* begin *

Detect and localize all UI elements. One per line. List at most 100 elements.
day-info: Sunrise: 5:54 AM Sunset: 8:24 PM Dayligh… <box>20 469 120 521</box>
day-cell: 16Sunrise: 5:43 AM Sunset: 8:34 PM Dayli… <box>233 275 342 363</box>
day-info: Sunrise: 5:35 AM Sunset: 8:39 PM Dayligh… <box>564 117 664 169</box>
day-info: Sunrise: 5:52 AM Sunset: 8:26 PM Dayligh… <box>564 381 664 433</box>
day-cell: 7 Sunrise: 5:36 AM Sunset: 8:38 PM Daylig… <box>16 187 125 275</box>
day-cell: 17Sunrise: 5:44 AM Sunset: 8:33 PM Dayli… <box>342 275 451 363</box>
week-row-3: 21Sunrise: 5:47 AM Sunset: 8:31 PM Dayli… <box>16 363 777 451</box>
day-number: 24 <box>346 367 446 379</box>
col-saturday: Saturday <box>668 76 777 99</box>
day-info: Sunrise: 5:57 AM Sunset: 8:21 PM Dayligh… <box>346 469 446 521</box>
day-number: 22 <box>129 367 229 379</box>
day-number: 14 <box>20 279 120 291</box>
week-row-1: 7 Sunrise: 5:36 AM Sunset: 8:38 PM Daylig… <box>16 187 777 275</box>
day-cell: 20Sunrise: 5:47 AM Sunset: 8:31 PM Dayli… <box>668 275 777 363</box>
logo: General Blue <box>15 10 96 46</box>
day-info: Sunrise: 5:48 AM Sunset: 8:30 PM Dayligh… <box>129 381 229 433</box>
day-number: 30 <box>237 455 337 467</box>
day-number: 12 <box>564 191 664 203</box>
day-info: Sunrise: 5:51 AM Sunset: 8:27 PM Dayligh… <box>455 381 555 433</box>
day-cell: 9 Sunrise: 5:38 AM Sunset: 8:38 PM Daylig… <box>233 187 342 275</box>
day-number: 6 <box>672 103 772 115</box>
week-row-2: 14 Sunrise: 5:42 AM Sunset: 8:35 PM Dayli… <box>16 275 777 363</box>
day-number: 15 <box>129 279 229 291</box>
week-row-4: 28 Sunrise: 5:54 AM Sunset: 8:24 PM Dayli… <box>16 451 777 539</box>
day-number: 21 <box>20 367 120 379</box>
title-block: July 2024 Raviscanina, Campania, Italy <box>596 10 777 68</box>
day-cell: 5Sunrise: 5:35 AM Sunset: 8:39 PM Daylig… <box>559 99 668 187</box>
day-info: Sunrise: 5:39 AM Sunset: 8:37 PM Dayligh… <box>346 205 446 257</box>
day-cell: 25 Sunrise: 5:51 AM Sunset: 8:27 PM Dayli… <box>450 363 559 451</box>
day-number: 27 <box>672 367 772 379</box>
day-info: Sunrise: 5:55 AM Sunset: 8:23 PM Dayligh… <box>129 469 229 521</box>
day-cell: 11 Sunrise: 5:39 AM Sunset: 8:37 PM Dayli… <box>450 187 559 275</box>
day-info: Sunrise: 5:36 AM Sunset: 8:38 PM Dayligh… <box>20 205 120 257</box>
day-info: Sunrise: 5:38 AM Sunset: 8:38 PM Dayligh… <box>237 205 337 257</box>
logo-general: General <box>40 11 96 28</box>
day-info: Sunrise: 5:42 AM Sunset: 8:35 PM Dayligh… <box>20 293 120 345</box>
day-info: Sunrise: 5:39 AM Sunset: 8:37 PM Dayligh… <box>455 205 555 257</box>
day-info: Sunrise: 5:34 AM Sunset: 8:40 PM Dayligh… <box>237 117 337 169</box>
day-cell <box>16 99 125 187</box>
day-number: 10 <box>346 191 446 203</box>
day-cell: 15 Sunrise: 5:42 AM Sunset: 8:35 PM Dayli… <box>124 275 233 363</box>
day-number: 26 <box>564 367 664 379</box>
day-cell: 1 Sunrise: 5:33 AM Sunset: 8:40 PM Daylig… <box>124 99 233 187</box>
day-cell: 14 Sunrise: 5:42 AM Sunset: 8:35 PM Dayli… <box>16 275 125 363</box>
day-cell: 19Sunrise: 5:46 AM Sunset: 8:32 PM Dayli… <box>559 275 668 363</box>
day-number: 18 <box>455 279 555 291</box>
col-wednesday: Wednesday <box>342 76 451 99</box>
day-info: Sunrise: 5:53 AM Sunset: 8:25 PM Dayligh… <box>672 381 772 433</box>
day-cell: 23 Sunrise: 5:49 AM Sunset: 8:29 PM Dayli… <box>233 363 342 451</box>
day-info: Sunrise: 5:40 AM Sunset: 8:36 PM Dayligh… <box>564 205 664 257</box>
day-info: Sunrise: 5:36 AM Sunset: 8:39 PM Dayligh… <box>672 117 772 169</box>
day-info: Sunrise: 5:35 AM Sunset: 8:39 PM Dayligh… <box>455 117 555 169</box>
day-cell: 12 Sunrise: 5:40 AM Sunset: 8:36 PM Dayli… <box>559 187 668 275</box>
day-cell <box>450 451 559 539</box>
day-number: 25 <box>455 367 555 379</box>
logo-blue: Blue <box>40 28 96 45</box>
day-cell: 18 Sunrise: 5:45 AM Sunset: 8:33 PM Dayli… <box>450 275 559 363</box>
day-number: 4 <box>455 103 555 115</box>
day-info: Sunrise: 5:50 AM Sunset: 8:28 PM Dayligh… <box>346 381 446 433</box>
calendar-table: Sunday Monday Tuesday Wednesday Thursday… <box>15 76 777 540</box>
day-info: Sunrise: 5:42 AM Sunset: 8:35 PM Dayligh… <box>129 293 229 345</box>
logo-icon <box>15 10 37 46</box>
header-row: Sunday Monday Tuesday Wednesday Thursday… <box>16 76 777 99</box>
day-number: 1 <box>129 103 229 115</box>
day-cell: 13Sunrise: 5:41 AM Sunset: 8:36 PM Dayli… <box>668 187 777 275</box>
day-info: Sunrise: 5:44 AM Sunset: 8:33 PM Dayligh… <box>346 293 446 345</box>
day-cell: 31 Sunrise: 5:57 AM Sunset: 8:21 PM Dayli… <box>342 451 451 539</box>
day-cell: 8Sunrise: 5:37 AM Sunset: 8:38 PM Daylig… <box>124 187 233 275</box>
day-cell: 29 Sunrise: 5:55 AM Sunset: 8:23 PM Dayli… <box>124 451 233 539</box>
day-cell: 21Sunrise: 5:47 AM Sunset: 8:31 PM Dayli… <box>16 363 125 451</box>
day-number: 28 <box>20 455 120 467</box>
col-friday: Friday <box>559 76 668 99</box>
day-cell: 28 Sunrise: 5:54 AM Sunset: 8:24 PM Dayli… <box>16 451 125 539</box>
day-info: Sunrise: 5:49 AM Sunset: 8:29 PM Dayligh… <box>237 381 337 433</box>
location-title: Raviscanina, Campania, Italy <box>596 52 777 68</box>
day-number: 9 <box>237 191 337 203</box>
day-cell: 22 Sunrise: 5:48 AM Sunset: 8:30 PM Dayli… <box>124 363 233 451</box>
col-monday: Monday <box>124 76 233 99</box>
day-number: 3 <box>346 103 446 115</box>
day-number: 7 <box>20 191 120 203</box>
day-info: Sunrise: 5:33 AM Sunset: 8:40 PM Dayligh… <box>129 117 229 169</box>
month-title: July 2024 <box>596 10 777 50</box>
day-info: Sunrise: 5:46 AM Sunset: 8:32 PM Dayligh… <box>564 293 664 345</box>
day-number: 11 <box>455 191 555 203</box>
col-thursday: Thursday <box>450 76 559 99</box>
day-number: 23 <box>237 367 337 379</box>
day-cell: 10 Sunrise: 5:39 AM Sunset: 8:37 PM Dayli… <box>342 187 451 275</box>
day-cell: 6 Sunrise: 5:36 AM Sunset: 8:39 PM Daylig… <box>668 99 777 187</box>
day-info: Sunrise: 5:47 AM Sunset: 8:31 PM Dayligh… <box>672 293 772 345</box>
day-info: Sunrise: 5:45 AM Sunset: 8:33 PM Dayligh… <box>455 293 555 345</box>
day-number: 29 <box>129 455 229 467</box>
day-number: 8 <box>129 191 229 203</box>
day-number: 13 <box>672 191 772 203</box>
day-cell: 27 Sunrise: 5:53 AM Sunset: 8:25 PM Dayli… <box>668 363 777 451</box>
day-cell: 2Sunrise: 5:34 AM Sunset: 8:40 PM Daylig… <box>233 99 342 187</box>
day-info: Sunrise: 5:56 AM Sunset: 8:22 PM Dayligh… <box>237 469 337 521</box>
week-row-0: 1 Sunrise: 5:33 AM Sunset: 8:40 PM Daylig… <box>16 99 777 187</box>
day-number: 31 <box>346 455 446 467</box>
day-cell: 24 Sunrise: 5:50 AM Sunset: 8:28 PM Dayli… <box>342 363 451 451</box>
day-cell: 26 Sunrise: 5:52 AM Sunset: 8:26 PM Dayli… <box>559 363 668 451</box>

* end *

▶ **PROBLEM STATEMENT**
Retype the material above without any changes, from its first line through the line containing "day-info: Sunrise: 5:35 AM Sunset: 8:39 PM Dayligh… <box>564", including both of those lines.

▶ **RESULT**
Detect and localize all UI elements. One per line. List at most 100 elements.
day-info: Sunrise: 5:54 AM Sunset: 8:24 PM Dayligh… <box>20 469 120 521</box>
day-cell: 16Sunrise: 5:43 AM Sunset: 8:34 PM Dayli… <box>233 275 342 363</box>
day-info: Sunrise: 5:35 AM Sunset: 8:39 PM Dayligh… <box>564 117 664 169</box>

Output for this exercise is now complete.